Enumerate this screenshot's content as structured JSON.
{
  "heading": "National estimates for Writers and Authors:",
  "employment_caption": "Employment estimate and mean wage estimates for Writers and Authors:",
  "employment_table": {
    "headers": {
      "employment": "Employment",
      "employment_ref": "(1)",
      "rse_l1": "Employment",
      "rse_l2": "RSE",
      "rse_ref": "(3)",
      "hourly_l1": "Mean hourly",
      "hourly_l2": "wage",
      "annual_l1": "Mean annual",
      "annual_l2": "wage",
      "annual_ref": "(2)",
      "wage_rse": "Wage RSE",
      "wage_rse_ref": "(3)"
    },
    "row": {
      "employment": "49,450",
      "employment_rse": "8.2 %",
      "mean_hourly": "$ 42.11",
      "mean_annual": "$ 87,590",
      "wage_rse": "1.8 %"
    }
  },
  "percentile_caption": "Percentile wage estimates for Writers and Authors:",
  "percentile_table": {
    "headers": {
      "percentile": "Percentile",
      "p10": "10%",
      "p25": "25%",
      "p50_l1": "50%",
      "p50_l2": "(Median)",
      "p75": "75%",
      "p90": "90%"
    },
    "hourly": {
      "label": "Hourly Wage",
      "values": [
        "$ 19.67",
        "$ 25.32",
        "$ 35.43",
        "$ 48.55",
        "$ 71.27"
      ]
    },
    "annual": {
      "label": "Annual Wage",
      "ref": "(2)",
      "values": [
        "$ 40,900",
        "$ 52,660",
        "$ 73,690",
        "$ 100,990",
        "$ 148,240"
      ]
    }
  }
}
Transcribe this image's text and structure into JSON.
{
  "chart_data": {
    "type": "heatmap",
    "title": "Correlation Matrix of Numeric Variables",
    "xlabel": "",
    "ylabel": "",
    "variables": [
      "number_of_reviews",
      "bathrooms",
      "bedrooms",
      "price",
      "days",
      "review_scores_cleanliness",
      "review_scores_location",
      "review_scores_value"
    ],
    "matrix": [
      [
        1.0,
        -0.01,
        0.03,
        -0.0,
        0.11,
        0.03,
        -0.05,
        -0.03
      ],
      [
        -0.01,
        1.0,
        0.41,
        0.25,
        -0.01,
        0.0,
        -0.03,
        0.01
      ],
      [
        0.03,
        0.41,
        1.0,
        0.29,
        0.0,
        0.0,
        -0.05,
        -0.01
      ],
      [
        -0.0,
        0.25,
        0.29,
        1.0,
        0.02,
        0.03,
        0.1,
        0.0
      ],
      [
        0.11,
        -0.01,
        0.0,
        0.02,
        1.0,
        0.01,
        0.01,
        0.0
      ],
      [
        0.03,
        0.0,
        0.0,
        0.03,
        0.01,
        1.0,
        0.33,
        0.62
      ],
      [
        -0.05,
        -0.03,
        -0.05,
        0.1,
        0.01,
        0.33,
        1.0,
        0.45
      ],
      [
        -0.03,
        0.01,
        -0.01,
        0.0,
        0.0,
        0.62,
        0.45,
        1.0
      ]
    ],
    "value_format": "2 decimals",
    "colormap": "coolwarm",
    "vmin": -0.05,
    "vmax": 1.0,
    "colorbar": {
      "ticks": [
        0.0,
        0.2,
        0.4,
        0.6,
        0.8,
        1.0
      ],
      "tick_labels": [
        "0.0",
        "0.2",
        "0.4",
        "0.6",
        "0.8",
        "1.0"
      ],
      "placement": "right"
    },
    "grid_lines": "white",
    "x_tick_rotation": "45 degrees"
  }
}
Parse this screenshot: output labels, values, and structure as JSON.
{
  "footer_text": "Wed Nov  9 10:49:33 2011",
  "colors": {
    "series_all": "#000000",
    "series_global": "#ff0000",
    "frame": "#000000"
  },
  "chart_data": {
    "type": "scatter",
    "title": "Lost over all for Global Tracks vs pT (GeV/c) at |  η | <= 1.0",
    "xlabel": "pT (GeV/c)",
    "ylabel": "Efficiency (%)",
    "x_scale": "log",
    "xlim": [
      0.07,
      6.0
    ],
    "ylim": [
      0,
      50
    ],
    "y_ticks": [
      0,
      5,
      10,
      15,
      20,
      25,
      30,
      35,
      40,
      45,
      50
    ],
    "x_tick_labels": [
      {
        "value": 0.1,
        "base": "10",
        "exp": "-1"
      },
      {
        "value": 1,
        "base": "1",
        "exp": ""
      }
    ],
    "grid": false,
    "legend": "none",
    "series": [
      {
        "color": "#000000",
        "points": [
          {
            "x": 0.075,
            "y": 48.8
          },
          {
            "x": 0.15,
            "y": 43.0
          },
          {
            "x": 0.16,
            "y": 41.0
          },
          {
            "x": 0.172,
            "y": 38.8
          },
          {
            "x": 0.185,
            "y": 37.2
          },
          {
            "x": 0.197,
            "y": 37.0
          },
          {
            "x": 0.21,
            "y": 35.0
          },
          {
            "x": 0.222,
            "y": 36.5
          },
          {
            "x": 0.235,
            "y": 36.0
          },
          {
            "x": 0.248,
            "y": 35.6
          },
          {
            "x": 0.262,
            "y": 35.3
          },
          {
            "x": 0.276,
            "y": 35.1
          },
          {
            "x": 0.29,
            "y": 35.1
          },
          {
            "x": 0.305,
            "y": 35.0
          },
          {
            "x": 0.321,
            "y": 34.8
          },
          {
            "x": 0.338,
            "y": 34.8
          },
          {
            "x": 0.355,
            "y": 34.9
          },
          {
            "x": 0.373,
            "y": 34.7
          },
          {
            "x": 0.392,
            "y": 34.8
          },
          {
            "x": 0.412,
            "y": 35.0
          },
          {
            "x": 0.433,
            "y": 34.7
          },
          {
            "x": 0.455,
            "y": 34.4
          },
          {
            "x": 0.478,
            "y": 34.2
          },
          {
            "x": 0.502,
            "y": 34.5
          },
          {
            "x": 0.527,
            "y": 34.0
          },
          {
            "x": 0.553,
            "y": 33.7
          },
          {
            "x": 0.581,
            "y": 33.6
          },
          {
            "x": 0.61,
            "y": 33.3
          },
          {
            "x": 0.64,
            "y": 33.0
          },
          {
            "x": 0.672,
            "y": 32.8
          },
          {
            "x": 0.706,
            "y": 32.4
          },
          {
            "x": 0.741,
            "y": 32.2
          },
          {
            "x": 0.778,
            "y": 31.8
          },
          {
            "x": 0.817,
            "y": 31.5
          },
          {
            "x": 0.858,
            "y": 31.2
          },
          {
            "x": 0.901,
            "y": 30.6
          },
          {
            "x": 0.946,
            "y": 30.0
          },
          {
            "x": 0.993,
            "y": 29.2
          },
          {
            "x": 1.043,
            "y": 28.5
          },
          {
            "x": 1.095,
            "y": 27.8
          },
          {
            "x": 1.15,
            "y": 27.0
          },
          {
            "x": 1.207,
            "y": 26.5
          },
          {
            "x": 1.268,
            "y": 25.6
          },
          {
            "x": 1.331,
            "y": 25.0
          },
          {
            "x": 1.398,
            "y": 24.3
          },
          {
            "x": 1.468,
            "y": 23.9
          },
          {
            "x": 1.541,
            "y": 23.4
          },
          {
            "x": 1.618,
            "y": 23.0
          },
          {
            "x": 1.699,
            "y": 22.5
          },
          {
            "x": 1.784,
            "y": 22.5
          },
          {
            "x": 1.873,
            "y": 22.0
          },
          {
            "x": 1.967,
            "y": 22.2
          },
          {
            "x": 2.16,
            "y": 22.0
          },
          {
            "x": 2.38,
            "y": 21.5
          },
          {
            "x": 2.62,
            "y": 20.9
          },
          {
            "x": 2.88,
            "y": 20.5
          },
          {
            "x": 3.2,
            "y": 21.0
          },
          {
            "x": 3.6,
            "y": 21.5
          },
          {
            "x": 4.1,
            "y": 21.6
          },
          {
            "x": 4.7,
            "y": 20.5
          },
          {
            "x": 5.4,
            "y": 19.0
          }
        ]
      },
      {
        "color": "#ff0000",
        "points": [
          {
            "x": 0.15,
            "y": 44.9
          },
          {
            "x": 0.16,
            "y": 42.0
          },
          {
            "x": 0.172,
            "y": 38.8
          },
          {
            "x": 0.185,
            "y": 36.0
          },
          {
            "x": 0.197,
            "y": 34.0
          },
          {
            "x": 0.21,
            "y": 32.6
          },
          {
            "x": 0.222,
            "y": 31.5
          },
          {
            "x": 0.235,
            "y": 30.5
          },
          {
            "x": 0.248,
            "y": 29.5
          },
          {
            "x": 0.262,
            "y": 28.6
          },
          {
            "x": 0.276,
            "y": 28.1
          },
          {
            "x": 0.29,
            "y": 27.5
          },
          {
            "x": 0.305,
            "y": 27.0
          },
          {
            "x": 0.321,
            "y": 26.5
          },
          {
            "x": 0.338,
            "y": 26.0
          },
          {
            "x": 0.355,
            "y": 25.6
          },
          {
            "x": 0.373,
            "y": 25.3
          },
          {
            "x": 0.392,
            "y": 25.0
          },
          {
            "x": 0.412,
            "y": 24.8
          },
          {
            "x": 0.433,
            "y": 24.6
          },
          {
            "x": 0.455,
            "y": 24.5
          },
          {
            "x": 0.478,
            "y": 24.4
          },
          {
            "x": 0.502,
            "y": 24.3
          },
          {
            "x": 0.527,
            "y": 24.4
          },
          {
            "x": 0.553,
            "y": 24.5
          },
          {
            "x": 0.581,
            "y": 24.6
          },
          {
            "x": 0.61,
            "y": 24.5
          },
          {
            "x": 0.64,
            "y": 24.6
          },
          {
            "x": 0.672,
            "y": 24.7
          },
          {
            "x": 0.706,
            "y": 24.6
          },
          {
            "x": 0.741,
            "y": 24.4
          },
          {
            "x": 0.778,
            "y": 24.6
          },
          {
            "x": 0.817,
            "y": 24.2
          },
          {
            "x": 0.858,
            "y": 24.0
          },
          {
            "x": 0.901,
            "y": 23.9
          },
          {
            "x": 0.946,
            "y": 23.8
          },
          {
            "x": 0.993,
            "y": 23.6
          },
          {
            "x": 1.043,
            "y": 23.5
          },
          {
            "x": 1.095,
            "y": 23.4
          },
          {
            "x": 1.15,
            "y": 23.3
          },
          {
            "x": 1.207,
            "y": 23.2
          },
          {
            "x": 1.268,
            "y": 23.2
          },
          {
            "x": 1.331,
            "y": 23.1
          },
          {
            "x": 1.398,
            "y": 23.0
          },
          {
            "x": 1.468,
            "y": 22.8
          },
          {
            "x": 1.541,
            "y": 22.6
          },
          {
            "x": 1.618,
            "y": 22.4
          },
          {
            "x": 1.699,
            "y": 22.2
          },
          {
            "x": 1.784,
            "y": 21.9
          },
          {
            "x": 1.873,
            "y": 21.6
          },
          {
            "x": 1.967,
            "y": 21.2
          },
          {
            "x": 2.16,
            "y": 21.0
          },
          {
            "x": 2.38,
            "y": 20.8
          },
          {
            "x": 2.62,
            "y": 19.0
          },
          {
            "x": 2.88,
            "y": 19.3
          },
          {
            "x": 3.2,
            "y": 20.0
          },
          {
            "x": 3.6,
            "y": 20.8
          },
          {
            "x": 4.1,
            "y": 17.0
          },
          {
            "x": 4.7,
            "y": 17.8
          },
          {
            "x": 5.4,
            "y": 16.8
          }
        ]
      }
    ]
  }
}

→ WRITTEN INSTRUCTION
Where a line of the entries contains the word "JSON", copy that line.

→ THE RESPONSE
Enumerate this screenshot's content as structured JSON.
Transcribe this image's text and structure into JSON.
Parse this screenshot: output labels, values, and structure as JSON.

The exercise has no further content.